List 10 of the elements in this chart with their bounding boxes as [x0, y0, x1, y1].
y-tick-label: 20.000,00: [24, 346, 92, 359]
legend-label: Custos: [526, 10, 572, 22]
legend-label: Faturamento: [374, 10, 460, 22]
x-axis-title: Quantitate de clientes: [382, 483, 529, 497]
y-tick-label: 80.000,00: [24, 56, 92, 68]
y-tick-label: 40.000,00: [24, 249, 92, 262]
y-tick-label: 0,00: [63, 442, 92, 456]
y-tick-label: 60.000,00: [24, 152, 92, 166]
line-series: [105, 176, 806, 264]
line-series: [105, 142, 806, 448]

→ STATED GOAL: Rewrite the lines above, changing "chart" to "graph" and leaving everything else the same.

→ RESULT OF THIS TASK:
List 10 of the elements in this graph with their bounding boxes as [x0, y0, x1, y1].
y-tick-label: 20.000,00: [24, 346, 92, 359]
legend-label: Custos: [526, 10, 572, 22]
legend-label: Faturamento: [374, 10, 460, 22]
x-axis-title: Quantitate de clientes: [382, 483, 529, 497]
y-tick-label: 80.000,00: [24, 56, 92, 68]
y-tick-label: 40.000,00: [24, 249, 92, 262]
y-tick-label: 0,00: [63, 442, 92, 456]
y-tick-label: 60.000,00: [24, 152, 92, 166]
line-series: [105, 176, 806, 264]
line-series: [105, 142, 806, 448]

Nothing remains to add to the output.